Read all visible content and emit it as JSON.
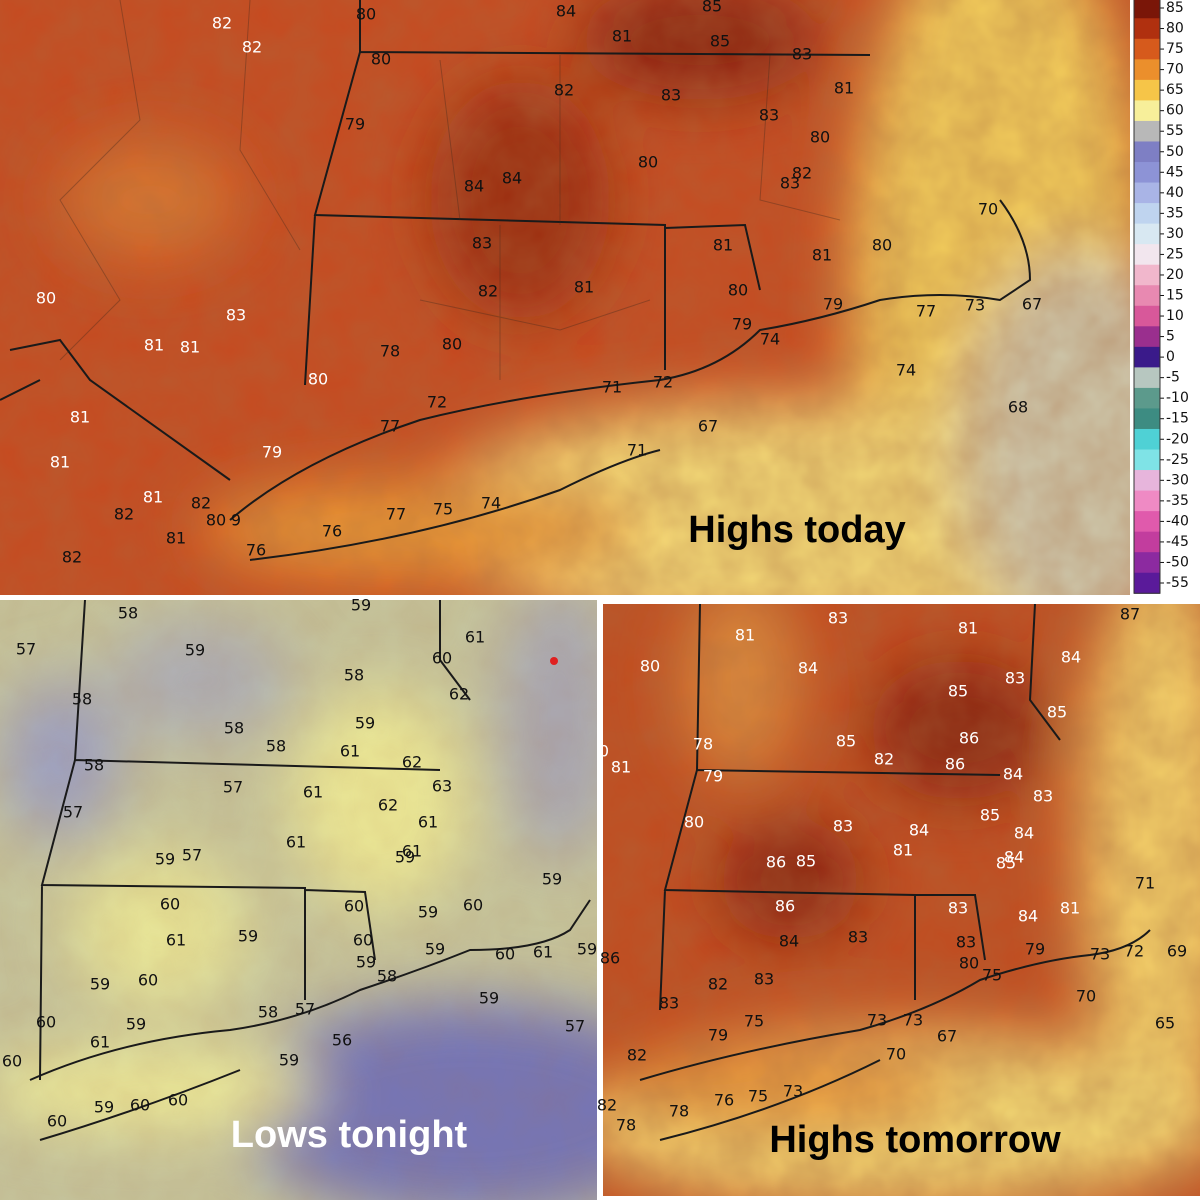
{
  "panels": [
    {
      "title": "Highs today",
      "labels": [
        82,
        80,
        84,
        85,
        82,
        81,
        85,
        83,
        80,
        82,
        83,
        81,
        79,
        83,
        80,
        80,
        82,
        83,
        84,
        84,
        70,
        83,
        81,
        80,
        81,
        80,
        81,
        82,
        80,
        83,
        79,
        77,
        73,
        67,
        79,
        81,
        81,
        74,
        78,
        80,
        80,
        74,
        71,
        72,
        72,
        81,
        68,
        77,
        67,
        71,
        79,
        81,
        81,
        82,
        82,
        80,
        9,
        77,
        75,
        74,
        76,
        81,
        76,
        82
      ]
    },
    {
      "title": "Lows tonight",
      "labels": [
        58,
        59,
        61,
        57,
        59,
        60,
        58,
        62,
        59,
        58,
        58,
        61,
        58,
        58,
        62,
        63,
        57,
        61,
        62,
        57,
        61,
        61,
        59,
        61,
        59,
        57,
        59,
        60,
        60,
        59,
        60,
        61,
        59,
        60,
        59,
        58,
        59,
        60,
        61,
        59,
        60,
        59,
        59,
        57,
        60,
        58,
        57,
        59,
        61,
        56,
        59,
        60,
        59,
        60,
        60,
        60
      ]
    },
    {
      "title": "Highs tomorrow",
      "labels": [
        81,
        83,
        81,
        87,
        80,
        84,
        84,
        85,
        83,
        85,
        78,
        85,
        82,
        86,
        86,
        0,
        81,
        79,
        84,
        83,
        84,
        83,
        80,
        85,
        84,
        81,
        85,
        84,
        86,
        85,
        71,
        86,
        83,
        84,
        81,
        84,
        83,
        83,
        79,
        73,
        72,
        69,
        86,
        80,
        75,
        82,
        83,
        83,
        70,
        73,
        73,
        75,
        79,
        67,
        65,
        82,
        70,
        73,
        75,
        76,
        78,
        82,
        78
      ]
    }
  ],
  "colorbar": {
    "ticks": [
      85,
      80,
      75,
      70,
      65,
      60,
      55,
      50,
      45,
      40,
      35,
      30,
      25,
      20,
      15,
      10,
      5,
      0,
      -5,
      -10,
      -15,
      -20,
      -25,
      -30,
      -35,
      -40,
      -45,
      -50,
      -55
    ],
    "colors": [
      "#7a1608",
      "#b0300f",
      "#d65a1c",
      "#eb8f2c",
      "#f6c548",
      "#f7ef9a",
      "#b8b8b8",
      "#7e7fc4",
      "#8d93d6",
      "#a9b4e6",
      "#bfd4ef",
      "#d8e8f2",
      "#f2e6ee",
      "#f1b7cc",
      "#e889b1",
      "#d8589a",
      "#9a2f8e",
      "#3a1a8a",
      "#b7c7c0",
      "#5c9a8c",
      "#3d8c82",
      "#4fd1d5",
      "#7fe3e6",
      "#e7b5dc",
      "#ef8ac4",
      "#e05aac",
      "#c23d9e",
      "#8c2aa0",
      "#5a1a9a"
    ]
  }
}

---*---

• _Problem details_
Report each line in the preceding entries that holds the string "title".

• _The response_
      "title": "Highs today",
      "title": "Lows tonight",
      "title": "Highs tomorrow",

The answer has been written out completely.